Rows from a dataset
------------------------------

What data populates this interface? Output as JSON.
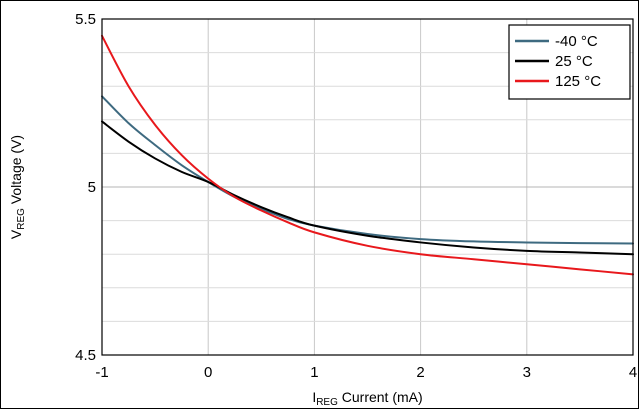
{
  "chart_data": {
    "type": "line",
    "title": "",
    "xlabel": {
      "prefix": "I",
      "sub": "REG",
      "rest": " Current (mA)"
    },
    "ylabel": {
      "prefix": "V",
      "sub": "REG",
      "rest": " Voltage (V)"
    },
    "xlim": [
      -1,
      4
    ],
    "ylim": [
      4.5,
      5.5
    ],
    "x_ticks": [
      -1,
      0,
      1,
      2,
      3,
      4
    ],
    "x_tick_labels": [
      "-1",
      "0",
      "1",
      "2",
      "3",
      "4"
    ],
    "y_ticks": [
      4.5,
      5,
      5.5
    ],
    "y_tick_labels": [
      "4.5",
      "5",
      "5.5"
    ],
    "y_minor_gridlines": [
      4.6,
      4.7,
      4.8,
      4.9,
      5.1,
      5.2,
      5.3,
      5.4
    ],
    "grid": true,
    "legend_position": "top-right",
    "series": [
      {
        "name": "-40 °C",
        "color": "#3e6a80",
        "x": [
          -1,
          -0.75,
          -0.5,
          -0.25,
          0,
          0.25,
          0.5,
          0.75,
          1,
          1.5,
          2,
          2.5,
          3,
          3.5,
          4
        ],
        "y": [
          5.27,
          5.19,
          5.125,
          5.065,
          5.015,
          4.97,
          4.935,
          4.905,
          4.885,
          4.86,
          4.845,
          4.838,
          4.835,
          4.833,
          4.832
        ]
      },
      {
        "name": "25 °C",
        "color": "#000000",
        "x": [
          -1,
          -0.75,
          -0.5,
          -0.25,
          0,
          0.25,
          0.5,
          0.75,
          1,
          1.5,
          2,
          2.5,
          3,
          3.5,
          4
        ],
        "y": [
          5.195,
          5.135,
          5.085,
          5.045,
          5.015,
          4.975,
          4.94,
          4.91,
          4.885,
          4.855,
          4.835,
          4.82,
          4.81,
          4.805,
          4.8
        ]
      },
      {
        "name": "125 °C",
        "color": "#e8181c",
        "x": [
          -1,
          -0.75,
          -0.5,
          -0.25,
          0,
          0.25,
          0.5,
          0.75,
          1,
          1.5,
          2,
          2.5,
          3,
          3.5,
          4
        ],
        "y": [
          5.45,
          5.3,
          5.185,
          5.095,
          5.025,
          4.97,
          4.93,
          4.895,
          4.865,
          4.825,
          4.8,
          4.785,
          4.77,
          4.755,
          4.74
        ]
      }
    ]
  }
}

------------------------------

Reproduce each record from above exactly; pictures do not belong in the copy.

THE OUTPUT:
What data populates this interface? Output as JSON.
{
  "chart_data": {
    "type": "line",
    "title": "",
    "xlabel": {
      "prefix": "I",
      "sub": "REG",
      "rest": " Current (mA)"
    },
    "ylabel": {
      "prefix": "V",
      "sub": "REG",
      "rest": " Voltage (V)"
    },
    "xlim": [
      -1,
      4
    ],
    "ylim": [
      4.5,
      5.5
    ],
    "x_ticks": [
      -1,
      0,
      1,
      2,
      3,
      4
    ],
    "x_tick_labels": [
      "-1",
      "0",
      "1",
      "2",
      "3",
      "4"
    ],
    "y_ticks": [
      4.5,
      5,
      5.5
    ],
    "y_tick_labels": [
      "4.5",
      "5",
      "5.5"
    ],
    "y_minor_gridlines": [
      4.6,
      4.7,
      4.8,
      4.9,
      5.1,
      5.2,
      5.3,
      5.4
    ],
    "grid": true,
    "legend_position": "top-right",
    "series": [
      {
        "name": "-40 °C",
        "color": "#3e6a80",
        "x": [
          -1,
          -0.75,
          -0.5,
          -0.25,
          0,
          0.25,
          0.5,
          0.75,
          1,
          1.5,
          2,
          2.5,
          3,
          3.5,
          4
        ],
        "y": [
          5.27,
          5.19,
          5.125,
          5.065,
          5.015,
          4.97,
          4.935,
          4.905,
          4.885,
          4.86,
          4.845,
          4.838,
          4.835,
          4.833,
          4.832
        ]
      },
      {
        "name": "25 °C",
        "color": "#000000",
        "x": [
          -1,
          -0.75,
          -0.5,
          -0.25,
          0,
          0.25,
          0.5,
          0.75,
          1,
          1.5,
          2,
          2.5,
          3,
          3.5,
          4
        ],
        "y": [
          5.195,
          5.135,
          5.085,
          5.045,
          5.015,
          4.975,
          4.94,
          4.91,
          4.885,
          4.855,
          4.835,
          4.82,
          4.81,
          4.805,
          4.8
        ]
      },
      {
        "name": "125 °C",
        "color": "#e8181c",
        "x": [
          -1,
          -0.75,
          -0.5,
          -0.25,
          0,
          0.25,
          0.5,
          0.75,
          1,
          1.5,
          2,
          2.5,
          3,
          3.5,
          4
        ],
        "y": [
          5.45,
          5.3,
          5.185,
          5.095,
          5.025,
          4.97,
          4.93,
          4.895,
          4.865,
          4.825,
          4.8,
          4.785,
          4.77,
          4.755,
          4.74
        ]
      }
    ]
  }
}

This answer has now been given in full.